## [Exercise material]
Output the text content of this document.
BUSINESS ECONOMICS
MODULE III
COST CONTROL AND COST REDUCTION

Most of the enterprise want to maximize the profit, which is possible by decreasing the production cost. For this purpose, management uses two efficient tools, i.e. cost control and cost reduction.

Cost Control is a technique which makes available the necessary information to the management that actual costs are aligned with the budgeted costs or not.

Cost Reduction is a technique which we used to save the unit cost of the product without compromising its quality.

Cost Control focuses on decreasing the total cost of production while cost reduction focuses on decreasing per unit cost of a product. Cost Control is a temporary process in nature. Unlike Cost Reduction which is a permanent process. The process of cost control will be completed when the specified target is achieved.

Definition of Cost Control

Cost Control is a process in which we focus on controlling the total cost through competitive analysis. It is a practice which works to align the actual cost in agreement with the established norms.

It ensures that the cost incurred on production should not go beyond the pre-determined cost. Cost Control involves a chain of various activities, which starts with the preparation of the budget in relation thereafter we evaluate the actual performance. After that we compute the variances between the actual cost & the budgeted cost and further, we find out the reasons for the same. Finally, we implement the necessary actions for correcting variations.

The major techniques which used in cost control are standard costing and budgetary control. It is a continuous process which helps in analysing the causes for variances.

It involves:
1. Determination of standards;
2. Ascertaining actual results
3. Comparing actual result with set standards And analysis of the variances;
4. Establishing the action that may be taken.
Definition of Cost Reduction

## [The exercise]
Retype the material in full. Each word must match.

## [Worked solution]
Output the text content of this document.
BUSINESS ECONOMICS
MODULE III
COST CONTROL AND COST REDUCTION

Most of the enterprise want to maximize the profit, which is possible by decreasing the production cost. For this purpose, management uses two efficient tools, i.e. cost control and cost reduction.

Cost Control is a technique which makes available the necessary information to the management that actual costs are aligned with the budgeted costs or not.

Cost Reduction is a technique which we used to save the unit cost of the product without compromising its quality.

Cost Control focuses on decreasing the total cost of production while cost reduction focuses on decreasing per unit cost of a product. Cost Control is a temporary process in nature. Unlike Cost Reduction which is a permanent process. The process of cost control will be completed when the specified target is achieved.

Definition of Cost Control

Cost Control is a process in which we focus on controlling the total cost through competitive analysis. It is a practice which works to align the actual cost in agreement with the established norms.

It ensures that the cost incurred on production should not go beyond the pre-determined cost. Cost Control involves a chain of various activities, which starts with the preparation of the budget in relation thereafter we evaluate the actual performance. After that we compute the variances between the actual cost & the budgeted cost and further, we find out the reasons for the same. Finally, we implement the necessary actions for correcting variations.

The major techniques which used in cost control are standard costing and budgetary control. It is a continuous process which helps in analysing the causes for variances.

It involves:
1. Determination of standards;
2. Ascertaining actual results
3. Comparing actual result with set standards And analysis of the variances;
4. Establishing the action that may be taken.
Definition of Cost Reduction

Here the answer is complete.